* Start ENTRIES SHOWN *

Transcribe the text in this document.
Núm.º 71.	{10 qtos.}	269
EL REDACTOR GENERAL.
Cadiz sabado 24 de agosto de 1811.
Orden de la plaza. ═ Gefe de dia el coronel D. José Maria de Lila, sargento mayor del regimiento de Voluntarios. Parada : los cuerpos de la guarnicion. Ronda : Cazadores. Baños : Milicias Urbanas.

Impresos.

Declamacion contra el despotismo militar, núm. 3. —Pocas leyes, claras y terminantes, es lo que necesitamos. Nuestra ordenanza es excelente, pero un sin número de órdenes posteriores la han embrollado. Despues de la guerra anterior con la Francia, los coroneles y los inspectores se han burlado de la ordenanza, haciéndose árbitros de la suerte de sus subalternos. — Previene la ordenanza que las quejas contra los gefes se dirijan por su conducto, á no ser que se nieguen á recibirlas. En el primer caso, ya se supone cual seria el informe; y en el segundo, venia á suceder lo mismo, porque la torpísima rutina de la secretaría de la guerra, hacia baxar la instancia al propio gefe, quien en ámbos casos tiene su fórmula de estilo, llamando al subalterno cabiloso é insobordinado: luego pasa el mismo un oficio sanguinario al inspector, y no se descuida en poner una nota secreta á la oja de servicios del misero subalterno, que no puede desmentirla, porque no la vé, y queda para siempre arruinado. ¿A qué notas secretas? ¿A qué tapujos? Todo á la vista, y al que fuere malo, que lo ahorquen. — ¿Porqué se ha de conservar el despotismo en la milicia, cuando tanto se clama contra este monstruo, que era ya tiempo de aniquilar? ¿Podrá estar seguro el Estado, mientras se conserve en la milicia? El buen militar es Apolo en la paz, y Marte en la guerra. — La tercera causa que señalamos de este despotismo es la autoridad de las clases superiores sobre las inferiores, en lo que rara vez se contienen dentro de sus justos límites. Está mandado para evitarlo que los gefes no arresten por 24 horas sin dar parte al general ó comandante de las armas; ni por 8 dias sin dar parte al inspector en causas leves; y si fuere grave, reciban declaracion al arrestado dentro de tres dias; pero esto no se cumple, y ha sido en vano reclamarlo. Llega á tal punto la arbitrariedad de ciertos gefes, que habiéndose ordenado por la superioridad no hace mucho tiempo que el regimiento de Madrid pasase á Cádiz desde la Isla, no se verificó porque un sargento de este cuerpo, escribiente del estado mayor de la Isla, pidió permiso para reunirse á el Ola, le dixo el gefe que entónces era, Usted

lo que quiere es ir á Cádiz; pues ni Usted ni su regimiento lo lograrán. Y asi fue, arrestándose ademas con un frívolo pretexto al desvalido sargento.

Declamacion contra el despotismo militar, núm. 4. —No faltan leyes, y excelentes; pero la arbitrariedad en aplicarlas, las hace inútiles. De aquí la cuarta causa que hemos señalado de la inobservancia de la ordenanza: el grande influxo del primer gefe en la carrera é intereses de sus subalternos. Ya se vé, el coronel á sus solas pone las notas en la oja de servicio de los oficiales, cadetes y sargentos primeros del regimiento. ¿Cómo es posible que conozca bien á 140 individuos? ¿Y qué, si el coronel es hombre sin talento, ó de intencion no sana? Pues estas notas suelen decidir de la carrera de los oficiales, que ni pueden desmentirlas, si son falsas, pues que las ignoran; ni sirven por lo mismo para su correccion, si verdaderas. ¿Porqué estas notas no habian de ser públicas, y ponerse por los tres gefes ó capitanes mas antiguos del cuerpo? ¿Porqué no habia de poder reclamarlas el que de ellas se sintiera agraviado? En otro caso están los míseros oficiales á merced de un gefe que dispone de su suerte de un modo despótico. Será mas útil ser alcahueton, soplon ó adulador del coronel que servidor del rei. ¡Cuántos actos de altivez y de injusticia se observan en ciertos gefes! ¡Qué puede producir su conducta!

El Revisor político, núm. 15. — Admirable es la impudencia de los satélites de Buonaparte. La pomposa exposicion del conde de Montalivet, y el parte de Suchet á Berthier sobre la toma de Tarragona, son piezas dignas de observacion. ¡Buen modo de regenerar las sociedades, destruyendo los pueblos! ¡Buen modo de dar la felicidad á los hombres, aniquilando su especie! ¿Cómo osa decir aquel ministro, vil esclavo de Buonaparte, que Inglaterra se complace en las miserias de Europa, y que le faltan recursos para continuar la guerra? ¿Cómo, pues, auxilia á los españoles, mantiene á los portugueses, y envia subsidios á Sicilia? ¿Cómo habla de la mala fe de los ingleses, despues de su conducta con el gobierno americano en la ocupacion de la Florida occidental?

* End ENTRIES SHOWN *

__AIM__. From the listing above, reproduce all the lines exactly.

__THE COMPLETED TASK__.
Transcribe the text in this document.
Núm.º 71.	{10 qtos.}	269
EL REDACTOR GENERAL.
Cadiz sabado 24 de agosto de 1811.
Orden de la plaza. ═ Gefe de dia el coronel D. José Maria de Lila, sargento mayor del regimiento de Voluntarios. Parada : los cuerpos de la guarnicion. Ronda : Cazadores. Baños : Milicias Urbanas.

Impresos.

Declamacion contra el despotismo militar, núm. 3. —Pocas leyes, claras y terminantes, es lo que necesitamos. Nuestra ordenanza es excelente, pero un sin número de órdenes posteriores la han embrollado. Despues de la guerra anterior con la Francia, los coroneles y los inspectores se han burlado de la ordenanza, haciéndose árbitros de la suerte de sus subalternos. — Previene la ordenanza que las quejas contra los gefes se dirijan por su conducto, á no ser que se nieguen á recibirlas. En el primer caso, ya se supone cual seria el informe; y en el segundo, venia á suceder lo mismo, porque la torpísima rutina de la secretaría de la guerra, hacia baxar la instancia al propio gefe, quien en ámbos casos tiene su fórmula de estilo, llamando al subalterno cabiloso é insobordinado: luego pasa el mismo un oficio sanguinario al inspector, y no se descuida en poner una nota secreta á la oja de servicios del misero subalterno, que no puede desmentirla, porque no la vé, y queda para siempre arruinado. ¿A qué notas secretas? ¿A qué tapujos? Todo á la vista, y al que fuere malo, que lo ahorquen. — ¿Porqué se ha de conservar el despotismo en la milicia, cuando tanto se clama contra este monstruo, que era ya tiempo de aniquilar? ¿Podrá estar seguro el Estado, mientras se conserve en la milicia? El buen militar es Apolo en la paz, y Marte en la guerra. — La tercera causa que señalamos de este despotismo es la autoridad de las clases superiores sobre las inferiores, en lo que rara vez se contienen dentro de sus justos límites. Está mandado para evitarlo que los gefes no arresten por 24 horas sin dar parte al general ó comandante de las armas; ni por 8 dias sin dar parte al inspector en causas leves; y si fuere grave, reciban declaracion al arrestado dentro de tres dias; pero esto no se cumple, y ha sido en vano reclamarlo. Llega á tal punto la arbitrariedad de ciertos gefes, que habiéndose ordenado por la superioridad no hace mucho tiempo que el regimiento de Madrid pasase á Cádiz desde la Isla, no se verificó porque un sargento de este cuerpo, escribiente del estado mayor de la Isla, pidió permiso para reunirse á el Ola, le dixo el gefe que entónces era, Usted

lo que quiere es ir á Cádiz; pues ni Usted ni su regimiento lo lograrán. Y asi fue, arrestándose ademas con un frívolo pretexto al desvalido sargento.

Declamacion contra el despotismo militar, núm. 4. —No faltan leyes, y excelentes; pero la arbitrariedad en aplicarlas, las hace inútiles. De aquí la cuarta causa que hemos señalado de la inobservancia de la ordenanza: el grande influxo del primer gefe en la carrera é intereses de sus subalternos. Ya se vé, el coronel á sus solas pone las notas en la oja de servicio de los oficiales, cadetes y sargentos primeros del regimiento. ¿Cómo es posible que conozca bien á 140 individuos? ¿Y qué, si el coronel es hombre sin talento, ó de intencion no sana? Pues estas notas suelen decidir de la carrera de los oficiales, que ni pueden desmentirlas, si son falsas, pues que las ignoran; ni sirven por lo mismo para su correccion, si verdaderas. ¿Porqué estas notas no habian de ser públicas, y ponerse por los tres gefes ó capitanes mas antiguos del cuerpo? ¿Porqué no habia de poder reclamarlas el que de ellas se sintiera agraviado? En otro caso están los míseros oficiales á merced de un gefe que dispone de su suerte de un modo despótico. Será mas útil ser alcahueton, soplon ó adulador del coronel que servidor del rei. ¡Cuántos actos de altivez y de injusticia se observan en ciertos gefes! ¡Qué puede producir su conducta!

El Revisor político, núm. 15. — Admirable es la impudencia de los satélites de Buonaparte. La pomposa exposicion del conde de Montalivet, y el parte de Suchet á Berthier sobre la toma de Tarragona, son piezas dignas de observacion. ¡Buen modo de regenerar las sociedades, destruyendo los pueblos! ¡Buen modo de dar la felicidad á los hombres, aniquilando su especie! ¿Cómo osa decir aquel ministro, vil esclavo de Buonaparte, que Inglaterra se complace en las miserias de Europa, y que le faltan recursos para continuar la guerra? ¿Cómo, pues, auxilia á los españoles, mantiene á los portugueses, y envia subsidios á Sicilia? ¿Cómo habla de la mala fe de los ingleses, despues de su conducta con el gobierno americano en la ocupacion de la Florida occidental?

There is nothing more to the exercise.